DO THIS:
Reproduce word for word everything from the start of the records down to the line containing "x-tick-label: 2023/03 (467, 336, 480, 382)", including that line, and nothing beyond it.

################

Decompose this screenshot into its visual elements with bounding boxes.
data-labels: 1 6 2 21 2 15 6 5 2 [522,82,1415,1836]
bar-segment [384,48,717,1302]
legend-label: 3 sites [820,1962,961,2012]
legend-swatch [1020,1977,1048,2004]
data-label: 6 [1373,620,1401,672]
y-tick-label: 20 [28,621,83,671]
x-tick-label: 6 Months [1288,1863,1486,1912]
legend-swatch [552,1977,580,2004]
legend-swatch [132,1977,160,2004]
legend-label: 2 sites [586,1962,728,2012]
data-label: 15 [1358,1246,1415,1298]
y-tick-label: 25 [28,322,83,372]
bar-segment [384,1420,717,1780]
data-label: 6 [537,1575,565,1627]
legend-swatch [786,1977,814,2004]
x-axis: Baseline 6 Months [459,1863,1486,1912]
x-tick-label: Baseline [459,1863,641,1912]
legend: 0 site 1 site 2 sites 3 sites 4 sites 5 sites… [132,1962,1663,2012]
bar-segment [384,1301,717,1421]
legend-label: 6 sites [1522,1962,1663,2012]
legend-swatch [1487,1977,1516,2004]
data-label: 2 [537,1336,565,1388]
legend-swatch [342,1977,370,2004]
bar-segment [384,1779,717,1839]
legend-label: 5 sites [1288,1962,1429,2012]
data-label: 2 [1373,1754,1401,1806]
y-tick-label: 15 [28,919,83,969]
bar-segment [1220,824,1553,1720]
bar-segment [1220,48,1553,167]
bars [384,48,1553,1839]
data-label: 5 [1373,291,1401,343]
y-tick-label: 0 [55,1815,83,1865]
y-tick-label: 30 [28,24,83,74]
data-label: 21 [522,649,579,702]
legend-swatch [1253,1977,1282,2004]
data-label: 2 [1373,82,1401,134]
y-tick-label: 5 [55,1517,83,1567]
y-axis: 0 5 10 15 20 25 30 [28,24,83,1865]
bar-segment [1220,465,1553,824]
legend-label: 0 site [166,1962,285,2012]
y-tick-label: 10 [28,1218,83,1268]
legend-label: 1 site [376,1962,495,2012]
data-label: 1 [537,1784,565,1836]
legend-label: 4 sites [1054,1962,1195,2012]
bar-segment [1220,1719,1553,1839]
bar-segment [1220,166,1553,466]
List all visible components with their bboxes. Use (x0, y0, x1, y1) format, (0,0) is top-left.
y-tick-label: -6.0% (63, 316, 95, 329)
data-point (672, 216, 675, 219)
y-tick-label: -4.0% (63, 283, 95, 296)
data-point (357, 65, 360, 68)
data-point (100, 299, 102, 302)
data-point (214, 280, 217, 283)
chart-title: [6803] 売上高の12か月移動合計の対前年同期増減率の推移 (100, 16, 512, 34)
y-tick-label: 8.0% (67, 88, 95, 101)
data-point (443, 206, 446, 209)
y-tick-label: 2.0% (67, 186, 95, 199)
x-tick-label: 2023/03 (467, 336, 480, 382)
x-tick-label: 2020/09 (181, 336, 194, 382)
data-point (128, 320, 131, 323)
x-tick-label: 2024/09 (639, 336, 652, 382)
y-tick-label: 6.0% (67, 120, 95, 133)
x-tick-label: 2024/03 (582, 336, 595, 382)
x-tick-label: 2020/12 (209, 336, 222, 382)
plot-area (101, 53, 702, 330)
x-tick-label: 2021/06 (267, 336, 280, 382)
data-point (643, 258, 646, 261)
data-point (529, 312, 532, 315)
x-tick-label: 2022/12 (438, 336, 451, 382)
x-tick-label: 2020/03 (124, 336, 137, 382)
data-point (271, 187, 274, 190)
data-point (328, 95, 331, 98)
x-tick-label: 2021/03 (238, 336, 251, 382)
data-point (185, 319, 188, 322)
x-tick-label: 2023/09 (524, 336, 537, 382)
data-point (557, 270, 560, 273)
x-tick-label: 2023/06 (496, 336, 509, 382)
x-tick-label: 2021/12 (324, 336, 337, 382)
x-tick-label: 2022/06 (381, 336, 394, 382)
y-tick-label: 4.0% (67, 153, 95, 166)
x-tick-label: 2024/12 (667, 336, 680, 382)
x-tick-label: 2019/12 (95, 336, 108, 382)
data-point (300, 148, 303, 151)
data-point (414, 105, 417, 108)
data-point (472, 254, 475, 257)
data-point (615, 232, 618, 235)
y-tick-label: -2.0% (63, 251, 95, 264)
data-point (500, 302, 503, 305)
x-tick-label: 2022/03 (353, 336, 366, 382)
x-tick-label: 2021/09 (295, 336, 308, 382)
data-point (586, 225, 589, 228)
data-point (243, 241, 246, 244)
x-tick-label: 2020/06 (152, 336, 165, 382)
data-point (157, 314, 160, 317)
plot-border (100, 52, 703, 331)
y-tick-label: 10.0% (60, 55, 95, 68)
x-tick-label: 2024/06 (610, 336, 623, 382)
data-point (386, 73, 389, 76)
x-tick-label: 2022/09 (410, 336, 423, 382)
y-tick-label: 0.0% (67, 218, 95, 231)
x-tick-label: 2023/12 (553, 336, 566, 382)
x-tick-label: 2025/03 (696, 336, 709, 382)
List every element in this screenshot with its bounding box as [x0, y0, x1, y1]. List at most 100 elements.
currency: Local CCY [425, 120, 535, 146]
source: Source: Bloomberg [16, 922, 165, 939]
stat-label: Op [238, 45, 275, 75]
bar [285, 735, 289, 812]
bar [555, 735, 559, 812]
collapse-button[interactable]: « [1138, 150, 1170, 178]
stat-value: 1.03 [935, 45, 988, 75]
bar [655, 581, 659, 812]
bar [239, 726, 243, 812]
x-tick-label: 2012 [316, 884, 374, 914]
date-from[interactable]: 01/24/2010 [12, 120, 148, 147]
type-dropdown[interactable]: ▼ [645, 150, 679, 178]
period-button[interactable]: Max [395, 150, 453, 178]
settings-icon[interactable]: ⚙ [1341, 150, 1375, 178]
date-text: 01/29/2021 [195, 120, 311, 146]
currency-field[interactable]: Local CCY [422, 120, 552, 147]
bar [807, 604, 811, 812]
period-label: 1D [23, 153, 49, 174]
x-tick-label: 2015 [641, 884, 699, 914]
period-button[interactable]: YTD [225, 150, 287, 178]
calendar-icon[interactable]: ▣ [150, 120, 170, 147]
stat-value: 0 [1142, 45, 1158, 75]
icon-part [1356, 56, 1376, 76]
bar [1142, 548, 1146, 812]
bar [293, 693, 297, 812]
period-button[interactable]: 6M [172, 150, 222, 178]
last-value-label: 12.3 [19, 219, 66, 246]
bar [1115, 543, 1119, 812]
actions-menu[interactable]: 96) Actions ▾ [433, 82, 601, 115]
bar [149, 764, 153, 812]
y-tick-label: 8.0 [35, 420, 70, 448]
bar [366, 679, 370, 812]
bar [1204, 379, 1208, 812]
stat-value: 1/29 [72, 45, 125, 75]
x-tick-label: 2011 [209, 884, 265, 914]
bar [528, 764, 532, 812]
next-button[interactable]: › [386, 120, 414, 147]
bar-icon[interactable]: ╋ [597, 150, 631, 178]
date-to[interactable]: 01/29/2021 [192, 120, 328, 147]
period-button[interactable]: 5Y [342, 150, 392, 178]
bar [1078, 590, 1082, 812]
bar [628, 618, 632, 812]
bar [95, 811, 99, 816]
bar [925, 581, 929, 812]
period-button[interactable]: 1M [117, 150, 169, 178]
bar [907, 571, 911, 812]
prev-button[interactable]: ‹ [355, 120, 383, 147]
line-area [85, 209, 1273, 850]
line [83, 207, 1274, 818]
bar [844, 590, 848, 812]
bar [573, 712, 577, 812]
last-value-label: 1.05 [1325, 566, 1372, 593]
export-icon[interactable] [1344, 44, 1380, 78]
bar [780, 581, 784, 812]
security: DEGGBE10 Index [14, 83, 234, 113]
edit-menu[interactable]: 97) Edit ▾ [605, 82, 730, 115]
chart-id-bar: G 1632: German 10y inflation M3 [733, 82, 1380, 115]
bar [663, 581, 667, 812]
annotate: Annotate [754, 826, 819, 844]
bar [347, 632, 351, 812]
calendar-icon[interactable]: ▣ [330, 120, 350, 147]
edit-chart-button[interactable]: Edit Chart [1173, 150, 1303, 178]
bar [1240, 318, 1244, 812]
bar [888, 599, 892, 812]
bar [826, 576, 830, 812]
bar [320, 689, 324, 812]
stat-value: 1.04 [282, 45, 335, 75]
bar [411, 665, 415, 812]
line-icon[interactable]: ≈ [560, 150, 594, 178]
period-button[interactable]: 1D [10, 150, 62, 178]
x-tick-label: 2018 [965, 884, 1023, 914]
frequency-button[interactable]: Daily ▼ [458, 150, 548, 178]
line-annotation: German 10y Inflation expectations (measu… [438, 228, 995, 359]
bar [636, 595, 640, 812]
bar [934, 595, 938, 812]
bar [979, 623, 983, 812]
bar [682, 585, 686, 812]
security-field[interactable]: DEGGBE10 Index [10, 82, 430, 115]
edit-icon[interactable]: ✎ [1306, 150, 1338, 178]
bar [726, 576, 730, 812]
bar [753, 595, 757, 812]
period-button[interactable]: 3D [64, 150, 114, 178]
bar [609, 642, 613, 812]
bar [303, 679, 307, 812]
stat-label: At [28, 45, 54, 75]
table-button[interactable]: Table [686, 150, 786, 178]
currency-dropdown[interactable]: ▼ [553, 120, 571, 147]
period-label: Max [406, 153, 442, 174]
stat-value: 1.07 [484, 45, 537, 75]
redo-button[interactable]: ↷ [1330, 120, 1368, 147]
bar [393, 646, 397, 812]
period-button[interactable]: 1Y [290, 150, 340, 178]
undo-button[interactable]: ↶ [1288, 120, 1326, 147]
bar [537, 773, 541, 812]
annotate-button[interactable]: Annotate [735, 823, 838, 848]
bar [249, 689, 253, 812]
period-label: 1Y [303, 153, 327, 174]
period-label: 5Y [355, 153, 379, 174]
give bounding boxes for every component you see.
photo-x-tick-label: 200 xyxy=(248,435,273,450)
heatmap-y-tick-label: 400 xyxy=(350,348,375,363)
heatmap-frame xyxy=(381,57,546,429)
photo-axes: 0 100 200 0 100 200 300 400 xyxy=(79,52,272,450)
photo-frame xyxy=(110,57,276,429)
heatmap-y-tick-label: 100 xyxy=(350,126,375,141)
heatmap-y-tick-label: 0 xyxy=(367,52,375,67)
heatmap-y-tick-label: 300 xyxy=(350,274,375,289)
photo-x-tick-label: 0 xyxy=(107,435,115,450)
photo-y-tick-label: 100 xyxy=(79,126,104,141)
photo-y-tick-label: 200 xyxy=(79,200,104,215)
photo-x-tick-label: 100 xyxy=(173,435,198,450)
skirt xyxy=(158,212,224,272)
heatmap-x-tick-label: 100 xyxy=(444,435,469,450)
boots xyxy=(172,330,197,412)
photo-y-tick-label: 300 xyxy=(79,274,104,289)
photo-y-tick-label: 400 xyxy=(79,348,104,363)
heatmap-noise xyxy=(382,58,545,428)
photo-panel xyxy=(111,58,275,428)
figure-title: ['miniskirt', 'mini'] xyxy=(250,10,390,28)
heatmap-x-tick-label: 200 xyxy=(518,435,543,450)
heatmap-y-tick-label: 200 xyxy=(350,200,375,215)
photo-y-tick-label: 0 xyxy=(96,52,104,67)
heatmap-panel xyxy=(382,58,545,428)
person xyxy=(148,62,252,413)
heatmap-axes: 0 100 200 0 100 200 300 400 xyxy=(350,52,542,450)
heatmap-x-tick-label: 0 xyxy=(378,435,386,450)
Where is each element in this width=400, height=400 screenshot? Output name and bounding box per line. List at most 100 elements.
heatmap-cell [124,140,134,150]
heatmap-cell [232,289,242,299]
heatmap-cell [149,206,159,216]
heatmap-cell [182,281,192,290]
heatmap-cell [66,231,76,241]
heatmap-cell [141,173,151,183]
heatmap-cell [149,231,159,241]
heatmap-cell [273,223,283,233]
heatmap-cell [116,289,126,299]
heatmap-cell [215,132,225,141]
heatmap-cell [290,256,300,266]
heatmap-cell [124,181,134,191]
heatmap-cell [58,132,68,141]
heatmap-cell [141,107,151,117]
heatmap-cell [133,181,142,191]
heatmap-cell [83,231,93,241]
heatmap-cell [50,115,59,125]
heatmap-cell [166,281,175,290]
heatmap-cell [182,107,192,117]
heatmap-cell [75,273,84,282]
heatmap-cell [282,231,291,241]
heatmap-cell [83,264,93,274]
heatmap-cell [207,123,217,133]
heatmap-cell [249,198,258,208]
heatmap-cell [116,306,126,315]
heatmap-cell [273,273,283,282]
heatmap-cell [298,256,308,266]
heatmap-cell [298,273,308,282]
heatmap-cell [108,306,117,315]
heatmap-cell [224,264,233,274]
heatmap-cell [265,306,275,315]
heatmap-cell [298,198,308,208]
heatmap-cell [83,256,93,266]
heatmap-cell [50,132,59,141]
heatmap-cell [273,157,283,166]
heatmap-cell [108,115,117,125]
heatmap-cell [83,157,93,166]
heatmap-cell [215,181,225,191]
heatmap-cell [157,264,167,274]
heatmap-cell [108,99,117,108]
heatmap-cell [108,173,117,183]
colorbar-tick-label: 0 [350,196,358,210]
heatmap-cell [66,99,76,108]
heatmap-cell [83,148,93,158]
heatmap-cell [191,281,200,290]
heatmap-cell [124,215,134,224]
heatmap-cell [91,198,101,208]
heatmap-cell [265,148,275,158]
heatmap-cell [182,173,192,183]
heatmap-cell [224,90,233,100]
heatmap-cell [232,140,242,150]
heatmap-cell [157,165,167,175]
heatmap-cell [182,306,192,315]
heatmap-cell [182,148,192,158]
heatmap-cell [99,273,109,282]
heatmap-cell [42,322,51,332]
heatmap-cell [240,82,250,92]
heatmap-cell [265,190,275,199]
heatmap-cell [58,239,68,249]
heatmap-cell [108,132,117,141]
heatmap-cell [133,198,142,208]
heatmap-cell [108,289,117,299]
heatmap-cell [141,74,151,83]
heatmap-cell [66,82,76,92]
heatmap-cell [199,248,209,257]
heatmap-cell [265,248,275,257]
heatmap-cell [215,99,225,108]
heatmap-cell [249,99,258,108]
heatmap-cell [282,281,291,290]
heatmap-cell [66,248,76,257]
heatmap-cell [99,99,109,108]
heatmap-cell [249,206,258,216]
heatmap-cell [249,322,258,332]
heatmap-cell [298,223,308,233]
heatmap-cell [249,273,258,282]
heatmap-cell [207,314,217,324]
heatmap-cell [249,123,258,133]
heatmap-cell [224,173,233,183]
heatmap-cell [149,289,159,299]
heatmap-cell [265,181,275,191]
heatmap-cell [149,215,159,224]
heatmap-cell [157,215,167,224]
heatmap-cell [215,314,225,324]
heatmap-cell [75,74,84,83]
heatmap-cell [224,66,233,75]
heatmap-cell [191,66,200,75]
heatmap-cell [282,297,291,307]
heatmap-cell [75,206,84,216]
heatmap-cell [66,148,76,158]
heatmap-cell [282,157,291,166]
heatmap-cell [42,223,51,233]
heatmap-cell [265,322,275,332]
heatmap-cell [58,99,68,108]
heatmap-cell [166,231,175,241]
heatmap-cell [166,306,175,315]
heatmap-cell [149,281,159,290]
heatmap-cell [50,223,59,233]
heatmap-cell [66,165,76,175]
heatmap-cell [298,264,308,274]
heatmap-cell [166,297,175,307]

################

SOLUTION:
Decompose this screenshot into its visual elements with bounding boxes.
data-labels: 1 6 2 21 2 15 6 5 2 [522,82,1415,1836]
bar-segment [384,48,717,1302]
legend-label: 3 sites [820,1962,961,2012]
legend-swatch [1020,1977,1048,2004]
data-label: 6 [1373,620,1401,672]
y-tick-label: 20 [28,621,83,671]
x-tick-label: 6 Months [1288,1863,1486,1912]
legend-swatch [552,1977,580,2004]
legend-swatch [132,1977,160,2004]
legend-label: 2 sites [586,1962,728,2012]
data-label: 15 [1358,1246,1415,1298]
y-tick-label: 25 [28,322,83,372]
bar-segment [384,1420,717,1780]
data-label: 6 [537,1575,565,1627]
legend-swatch [786,1977,814,2004]
x-axis: Baseline 6 Months [459,1863,1486,1912]
x-tick-label: Baseline [459,1863,641,1912]
legend: 0 site 1 site 2 sites 3 sites 4 sites 5 sites… [132,1962,1663,2012]
bar-segment [384,1301,717,1421]
legend-label: 6 sites [1522,1962,1663,2012]
legend-swatch [1487,1977,1516,2004]
data-label: 2 [537,1336,565,1388]
legend-swatch [342,1977,370,2004]
bar-segment [384,1779,717,1839]
legend-label: 5 sites [1288,1962,1429,2012]
data-label: 2 [1373,1754,1401,1806]
y-tick-label: 15 [28,919,83,969]
bar-segment [1220,824,1553,1720]
bar-segment [1220,48,1553,167]
bars [384,48,1553,1839]
data-label: 5 [1373,291,1401,343]
y-tick-label: 0 [55,1815,83,1865]
y-tick-label: 30 [28,24,83,74]
data-label: 21 [522,649,579,702]
legend-swatch [1253,1977,1282,2004]
data-label: 2 [1373,82,1401,134]
y-tick-label: 5 [55,1517,83,1567]
y-axis: 0 5 10 15 20 25 30 [28,24,83,1865]
bar-segment [1220,465,1553,824]
legend-label: 0 site [166,1962,285,2012]
y-tick-label: 10 [28,1218,83,1268]
legend-label: 1 site [376,1962,495,2012]
data-label: 1 [537,1784,565,1836]
legend-label: 4 sites [1054,1962,1195,2012]
bar-segment [1220,1719,1553,1839]
bar-segment [1220,166,1553,466]
List all visible components with their bboxes. Use (x0, y0, x1, y1) format, (0,0) is top-left.
y-tick-label: -6.0% (63, 316, 95, 329)
data-point (672, 216, 675, 219)
y-tick-label: -4.0% (63, 283, 95, 296)
data-point (357, 65, 360, 68)
data-point (100, 299, 102, 302)
data-point (214, 280, 217, 283)
chart-title: [6803] 売上高の12か月移動合計の対前年同期増減率の推移 (100, 16, 512, 34)
y-tick-label: 8.0% (67, 88, 95, 101)
data-point (443, 206, 446, 209)
y-tick-label: 2.0% (67, 186, 95, 199)
x-tick-label: 2023/03 (467, 336, 480, 382)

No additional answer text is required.